DATA TO PROCESS:
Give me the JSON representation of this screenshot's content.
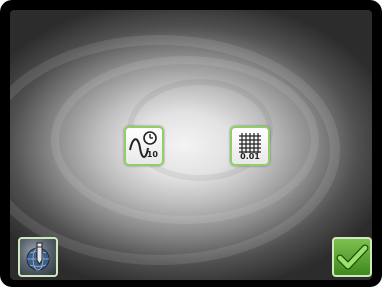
{
  "screen": {
    "measure_button": {
      "icon": "waveform-timer-icon",
      "label": "10"
    },
    "grid_button": {
      "icon": "grid-icon",
      "label": "0.01"
    },
    "settings_button": {
      "icon": "globe-pen-icon"
    },
    "confirm_button": {
      "icon": "checkmark-icon"
    }
  },
  "colors": {
    "frame": "#000000",
    "tile_border": "#8fcf6a",
    "confirm_green": "#5fb33a"
  }
}
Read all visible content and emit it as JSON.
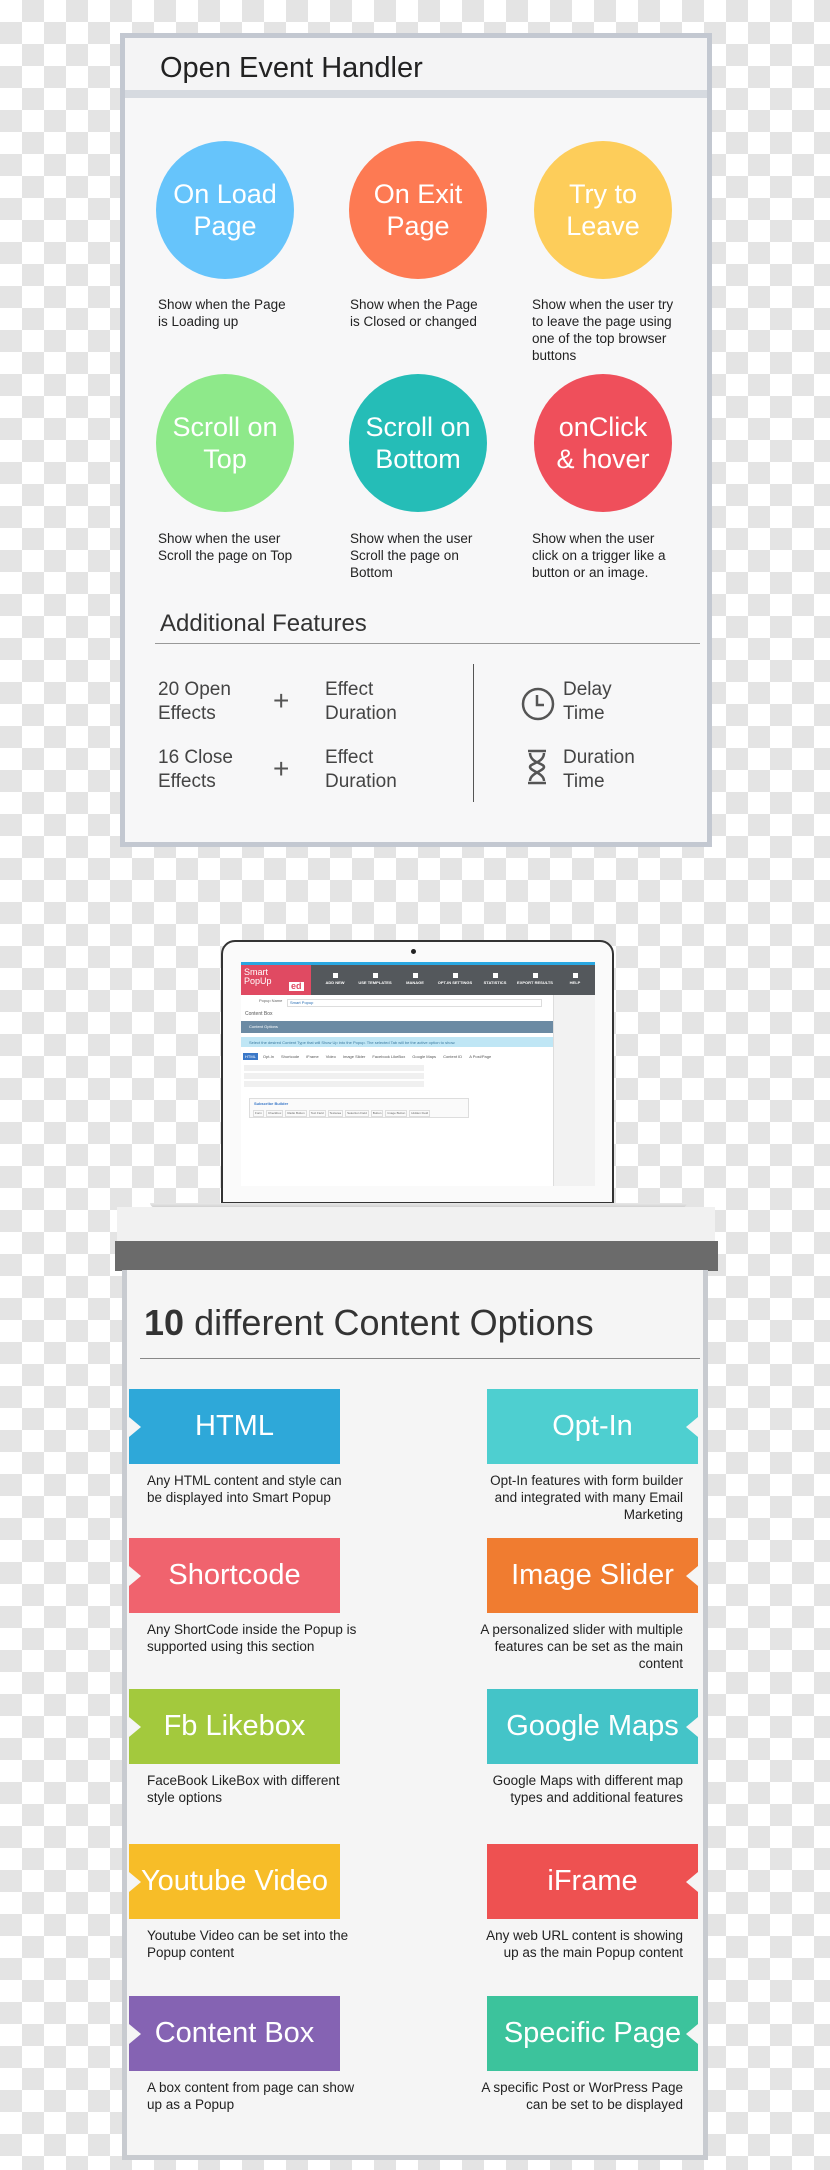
{
  "event_handler": {
    "title": "Open Event Handler",
    "events": [
      {
        "label": "On Load Page",
        "color": "#66c4fb",
        "desc": "Show when the Page is Loading up"
      },
      {
        "label": "On Exit Page",
        "color": "#fd7a53",
        "desc": "Show when the Page is Closed or changed"
      },
      {
        "label": "Try to Leave",
        "color": "#fdcd5a",
        "desc": "Show when the user try to leave the page using one of the top browser buttons"
      },
      {
        "label": "Scroll on Top",
        "color": "#8ee98a",
        "desc": "Show when the user Scroll the page on Top"
      },
      {
        "label": "Scroll on Bottom",
        "color": "#25bdb7",
        "desc": "Show when the user Scroll the page on Bottom"
      },
      {
        "label": "onClick & hover",
        "color": "#ef4f5b",
        "desc": "Show when the user click on a trigger like a button or an image."
      }
    ],
    "additional": {
      "title": "Additional Features",
      "open_effects": "20 Open Effects",
      "close_effects": "16 Close Effects",
      "effect_duration": "Effect Duration",
      "plus": "+",
      "delay_time": "Delay Time",
      "duration_time": "Duration Time",
      "icons": [
        "clock-icon",
        "hourglass-icon"
      ]
    }
  },
  "laptop_screen": {
    "logo": "Smart PopUp",
    "logo_badge": "ed",
    "nav": [
      "ADD NEW",
      "USE TEMPLATES",
      "MANAGE",
      "OPT-IN SETTINGS",
      "STATISTICS",
      "EXPORT RESULTS",
      "HELP"
    ],
    "popup_name_label": "Popup Name",
    "popup_name_value": "Smart Popup",
    "content_box": "Content Box",
    "content_options": "Content Options",
    "info": "Select the desired Content Type that will Show Up into the Popup. The selected Tab will be the active option to show.",
    "tabs": [
      "HTML",
      "Opt-In",
      "Shortcode",
      "iFrame",
      "Video",
      "Image Slider",
      "Facebook LikeBox",
      "Google Maps",
      "Content ID",
      "A Post/Page"
    ],
    "subscribe_builder": "Subscribe Builder",
    "builder_buttons": [
      "Form",
      "Checkbox",
      "Radio Button",
      "Text Field",
      "Textarea",
      "Selection Field",
      "Button",
      "Image Button",
      "Hidden Field"
    ]
  },
  "content_options": {
    "title_number": "10",
    "title_rest": "different Content Options",
    "items": [
      {
        "label": "HTML",
        "color": "#2ea8d9",
        "desc": "Any HTML content and style can be displayed into Smart Popup"
      },
      {
        "label": "Opt-In",
        "color": "#4ecfd0",
        "desc": "Opt-In features with form builder and integrated with many Email Marketing"
      },
      {
        "label": "Shortcode",
        "color": "#f0636e",
        "desc": "Any ShortCode inside the Popup is supported using this section"
      },
      {
        "label": "Image Slider",
        "color": "#f07c30",
        "desc": "A personalized slider with multiple features can be set as the main content"
      },
      {
        "label": "Fb Likebox",
        "color": "#a3c93d",
        "desc": "FaceBook LikeBox with different style options"
      },
      {
        "label": "Google Maps",
        "color": "#44c4c8",
        "desc": "Google Maps with different map types and additional features"
      },
      {
        "label": "Youtube Video",
        "color": "#f7bd28",
        "desc": "Youtube Video can be set into the Popup content"
      },
      {
        "label": "iFrame",
        "color": "#ee5151",
        "desc": "Any web URL content is showing up as the main Popup content"
      },
      {
        "label": "Content Box",
        "color": "#8563b3",
        "desc": "A box content from page can show up as a Popup"
      },
      {
        "label": "Specific Page",
        "color": "#3cc39c",
        "desc": "A specific Post or WorPress Page can be set to be displayed"
      }
    ]
  }
}
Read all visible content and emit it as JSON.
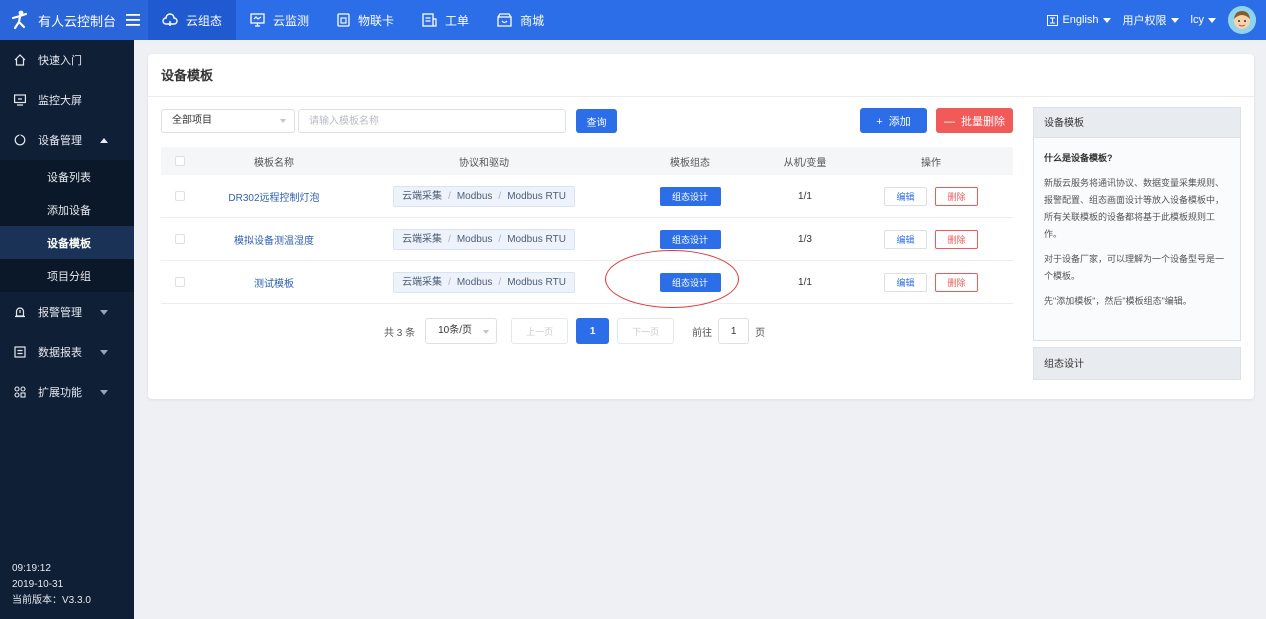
{
  "topbar": {
    "brand_title": "有人云控制台",
    "nav": [
      {
        "label": "云组态",
        "icon": "cloud-icon",
        "active": true
      },
      {
        "label": "云监测",
        "icon": "monitor-icon",
        "active": false
      },
      {
        "label": "物联卡",
        "icon": "sim-card-icon",
        "active": false
      },
      {
        "label": "工单",
        "icon": "work-order-icon",
        "active": false
      },
      {
        "label": "商城",
        "icon": "shop-icon",
        "active": false
      }
    ],
    "language": "English",
    "permissions": "用户权限",
    "user": "lcy"
  },
  "sidebar": {
    "items": [
      {
        "label": "快速入门",
        "icon": "home-icon"
      },
      {
        "label": "监控大屏",
        "icon": "screen-icon"
      },
      {
        "label": "设备管理",
        "icon": "device-icon",
        "expanded": true
      },
      {
        "label": "报警管理",
        "icon": "alarm-icon"
      },
      {
        "label": "数据报表",
        "icon": "report-icon"
      },
      {
        "label": "扩展功能",
        "icon": "extension-icon"
      }
    ],
    "sub_items": [
      {
        "label": "设备列表"
      },
      {
        "label": "添加设备"
      },
      {
        "label": "设备模板",
        "active": true
      },
      {
        "label": "项目分组"
      }
    ],
    "footer": {
      "time": "09:19:12",
      "date": "2019-10-31",
      "version": "当前版本：V3.3.0"
    }
  },
  "main": {
    "title": "设备模板",
    "filter": {
      "project_select": "全部项目",
      "search_placeholder": "请输入模板名称",
      "query_label": "查询"
    },
    "actions": {
      "add_label": "添加",
      "batch_delete_label": "批量删除"
    },
    "table": {
      "headers": [
        "模板名称",
        "协议和驱动",
        "模板组态",
        "从机/变量",
        "操作"
      ],
      "rows": [
        {
          "name": "DR302远程控制灯泡",
          "protocol": [
            "云端采集",
            "Modbus",
            "Modbus RTU"
          ],
          "design": "组态设计",
          "slave": "1/1",
          "edit": "编辑",
          "delete": "删除"
        },
        {
          "name": "模拟设备测温湿度",
          "protocol": [
            "云端采集",
            "Modbus",
            "Modbus RTU"
          ],
          "design": "组态设计",
          "slave": "1/3",
          "edit": "编辑",
          "delete": "删除"
        },
        {
          "name": "测试模板",
          "protocol": [
            "云端采集",
            "Modbus",
            "Modbus RTU"
          ],
          "design": "组态设计",
          "slave": "1/1",
          "edit": "编辑",
          "delete": "删除"
        }
      ]
    },
    "pagination": {
      "total": "共 3 条",
      "page_size": "10条/页",
      "prev": "上一页",
      "current": "1",
      "next": "下一页",
      "goto_label": "前往",
      "goto_value": "1",
      "page_unit": "页"
    }
  },
  "help": {
    "title": "设备模板",
    "question": "什么是设备模板?",
    "paragraphs": [
      "新版云服务将通讯协议、数据变量采集规则、报警配置、组态画面设计等放入设备模板中，所有关联模板的设备都将基于此模板规则工作。",
      "对于设备厂家，可以理解为一个设备型号是一个模板。",
      "先\"添加模板\"，然后\"模板组态\"编辑。"
    ],
    "footer_title": "组态设计"
  },
  "colors": {
    "primary": "#2c6ee8",
    "danger": "#f25a5a",
    "sidebar_bg": "#0f1f36",
    "annotation": "#e03a3a"
  }
}
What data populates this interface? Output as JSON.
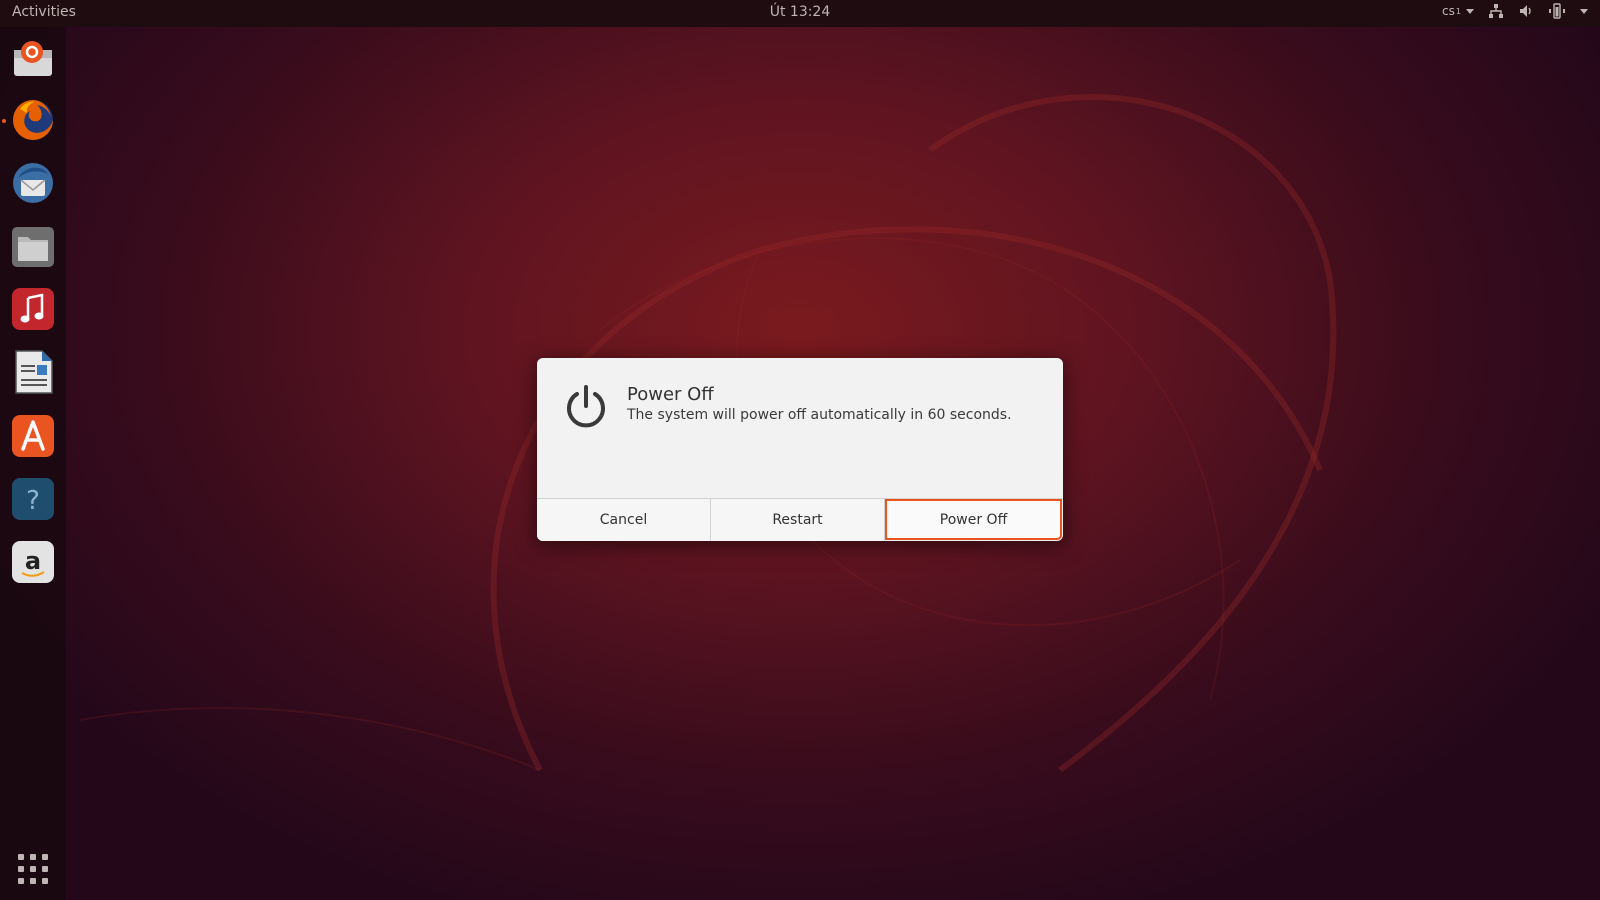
{
  "topbar": {
    "activities_label": "Activities",
    "clock": "Út 13:24",
    "keyboard_layout": "cs",
    "keyboard_layout_sub": "1",
    "tray_icons": [
      "network-icon",
      "volume-icon",
      "battery-icon",
      "system-menu-caret"
    ]
  },
  "dock": {
    "items": [
      {
        "name": "ubuntu-software-installer",
        "running": false
      },
      {
        "name": "firefox",
        "running": true
      },
      {
        "name": "thunderbird",
        "running": false
      },
      {
        "name": "files",
        "running": false
      },
      {
        "name": "rhythmbox",
        "running": false
      },
      {
        "name": "libreoffice-writer",
        "running": false
      },
      {
        "name": "ubuntu-software",
        "running": false
      },
      {
        "name": "help",
        "running": false
      },
      {
        "name": "amazon",
        "running": false
      }
    ],
    "show_apps_icon": "grid-icon"
  },
  "dialog": {
    "icon": "power-icon",
    "title": "Power Off",
    "message": "The system will power off automatically in 60 seconds.",
    "buttons": {
      "cancel": "Cancel",
      "restart": "Restart",
      "power_off": "Power Off"
    },
    "focused_button": "power_off"
  },
  "colors": {
    "accent": "#e95420",
    "topbar_bg": "#1e0c10",
    "dialog_bg": "#f2f2f2"
  }
}
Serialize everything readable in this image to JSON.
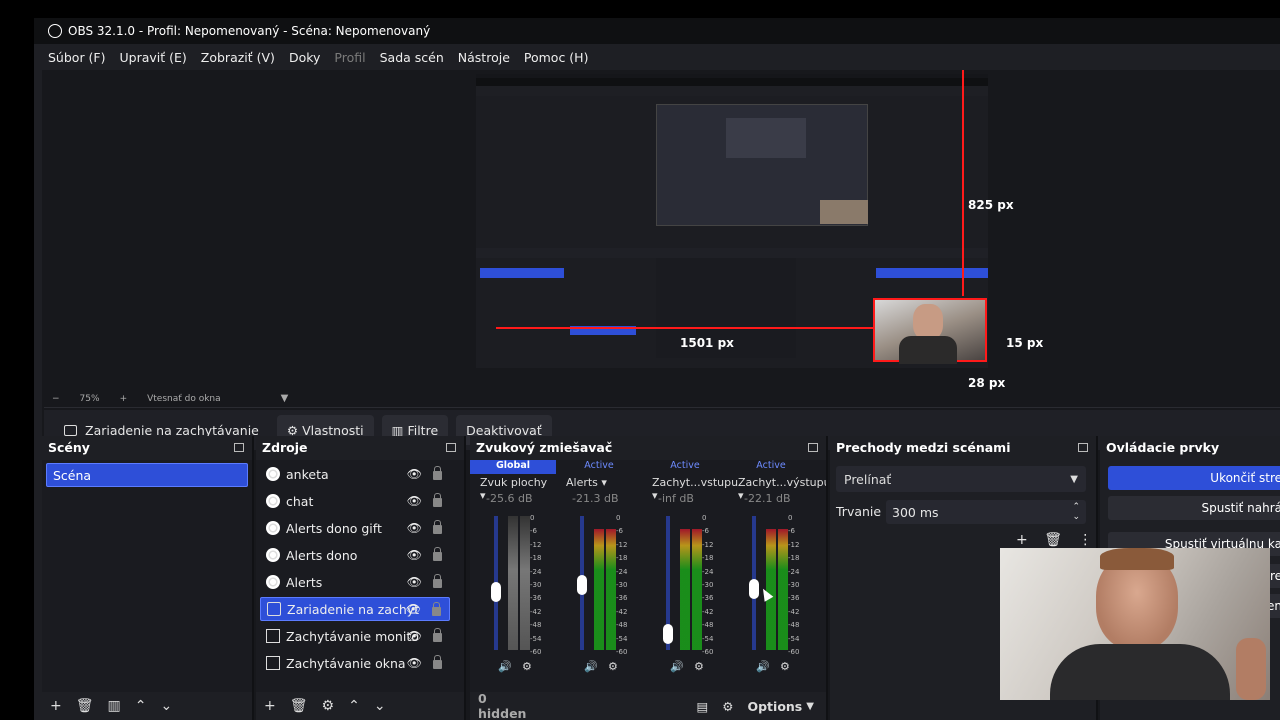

AIM: In the listing above, locate each line with "when" and copy it.

TASK RESULT:
        "desc": "Show when the Page is Loading up"
        "desc": "Show when the Page is Closed or changed"
        "desc": "Show when the user try to leave the page using one of the top browser buttons"
        "desc": "Show when the user Scroll the page on Top"
        "desc": "Show when the user Scroll the page on Bottom"
        "desc": "Show when the user click on a trigger like a button or an image."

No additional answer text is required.